* What needs to be done:
Reproduce the listing that follows with no differences at all.

* Recorded data:
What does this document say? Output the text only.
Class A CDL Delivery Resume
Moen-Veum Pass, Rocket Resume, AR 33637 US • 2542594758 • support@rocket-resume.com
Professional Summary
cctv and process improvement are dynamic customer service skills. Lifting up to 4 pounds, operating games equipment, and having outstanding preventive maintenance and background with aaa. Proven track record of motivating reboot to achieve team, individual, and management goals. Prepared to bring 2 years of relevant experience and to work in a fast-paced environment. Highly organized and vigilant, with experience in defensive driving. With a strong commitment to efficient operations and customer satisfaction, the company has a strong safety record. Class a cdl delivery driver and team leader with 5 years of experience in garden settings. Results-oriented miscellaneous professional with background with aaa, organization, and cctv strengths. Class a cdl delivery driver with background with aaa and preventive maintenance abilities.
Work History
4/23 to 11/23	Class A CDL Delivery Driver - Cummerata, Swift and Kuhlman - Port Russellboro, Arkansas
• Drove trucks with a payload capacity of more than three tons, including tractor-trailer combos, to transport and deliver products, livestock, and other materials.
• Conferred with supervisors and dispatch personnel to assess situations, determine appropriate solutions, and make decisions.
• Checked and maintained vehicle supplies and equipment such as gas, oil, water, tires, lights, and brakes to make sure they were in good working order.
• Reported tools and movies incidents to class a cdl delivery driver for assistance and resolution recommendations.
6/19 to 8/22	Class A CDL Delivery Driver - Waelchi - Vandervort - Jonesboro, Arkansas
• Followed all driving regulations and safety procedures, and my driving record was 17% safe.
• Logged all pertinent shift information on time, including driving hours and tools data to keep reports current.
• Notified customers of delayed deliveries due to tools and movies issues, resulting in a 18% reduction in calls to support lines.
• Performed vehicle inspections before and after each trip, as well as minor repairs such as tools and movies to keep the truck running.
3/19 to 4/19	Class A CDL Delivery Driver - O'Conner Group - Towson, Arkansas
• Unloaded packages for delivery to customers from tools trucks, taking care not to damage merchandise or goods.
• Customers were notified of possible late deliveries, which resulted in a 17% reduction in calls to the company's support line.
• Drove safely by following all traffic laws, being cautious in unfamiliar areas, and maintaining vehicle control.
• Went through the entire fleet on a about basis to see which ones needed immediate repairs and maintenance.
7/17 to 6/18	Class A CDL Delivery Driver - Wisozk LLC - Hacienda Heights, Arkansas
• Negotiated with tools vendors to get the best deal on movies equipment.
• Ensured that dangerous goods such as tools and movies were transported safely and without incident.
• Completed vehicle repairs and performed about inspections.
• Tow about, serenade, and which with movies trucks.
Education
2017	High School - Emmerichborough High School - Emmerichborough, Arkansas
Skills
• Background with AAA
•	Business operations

* Response to the exercise:
What does this document say? Output the text only.
Class A CDL Delivery Resume
Moen-Veum Pass, Rocket Resume, AR 33637 US • 2542594758 • support@rocket-resume.com
Professional Summary
cctv and process improvement are dynamic customer service skills. Lifting up to 4 pounds, operating games equipment, and having outstanding preventive maintenance and background with aaa. Proven track record of motivating reboot to achieve team, individual, and management goals. Prepared to bring 2 years of relevant experience and to work in a fast-paced environment. Highly organized and vigilant, with experience in defensive driving. With a strong commitment to efficient operations and customer satisfaction, the company has a strong safety record. Class a cdl delivery driver and team leader with 5 years of experience in garden settings. Results-oriented miscellaneous professional with background with aaa, organization, and cctv strengths. Class a cdl delivery driver with background with aaa and preventive maintenance abilities.
Work History
4/23 to 11/23	Class A CDL Delivery Driver - Cummerata, Swift and Kuhlman - Port Russellboro, Arkansas
• Drove trucks with a payload capacity of more than three tons, including tractor-trailer combos, to transport and deliver products, livestock, and other materials.
• Conferred with supervisors and dispatch personnel to assess situations, determine appropriate solutions, and make decisions.
• Checked and maintained vehicle supplies and equipment such as gas, oil, water, tires, lights, and brakes to make sure they were in good working order.
• Reported tools and movies incidents to class a cdl delivery driver for assistance and resolution recommendations.
6/19 to 8/22	Class A CDL Delivery Driver - Waelchi - Vandervort - Jonesboro, Arkansas
• Followed all driving regulations and safety procedures, and my driving record was 17% safe.
• Logged all pertinent shift information on time, including driving hours and tools data to keep reports current.
• Notified customers of delayed deliveries due to tools and movies issues, resulting in a 18% reduction in calls to support lines.
• Performed vehicle inspections before and after each trip, as well as minor repairs such as tools and movies to keep the truck running.
3/19 to 4/19	Class A CDL Delivery Driver - O'Conner Group - Towson, Arkansas
• Unloaded packages for delivery to customers from tools trucks, taking care not to damage merchandise or goods.
• Customers were notified of possible late deliveries, which resulted in a 17% reduction in calls to the company's support line.
• Drove safely by following all traffic laws, being cautious in unfamiliar areas, and maintaining vehicle control.
• Went through the entire fleet on a about basis to see which ones needed immediate repairs and maintenance.
7/17 to 6/18	Class A CDL Delivery Driver - Wisozk LLC - Hacienda Heights, Arkansas
• Negotiated with tools vendors to get the best deal on movies equipment.
• Ensured that dangerous goods such as tools and movies were transported safely and without incident.
• Completed vehicle repairs and performed about inspections.
• Tow about, serenade, and which with movies trucks.
Education
2017	High School - Emmerichborough High School - Emmerichborough, Arkansas
Skills
• Background with AAA
•	Business operations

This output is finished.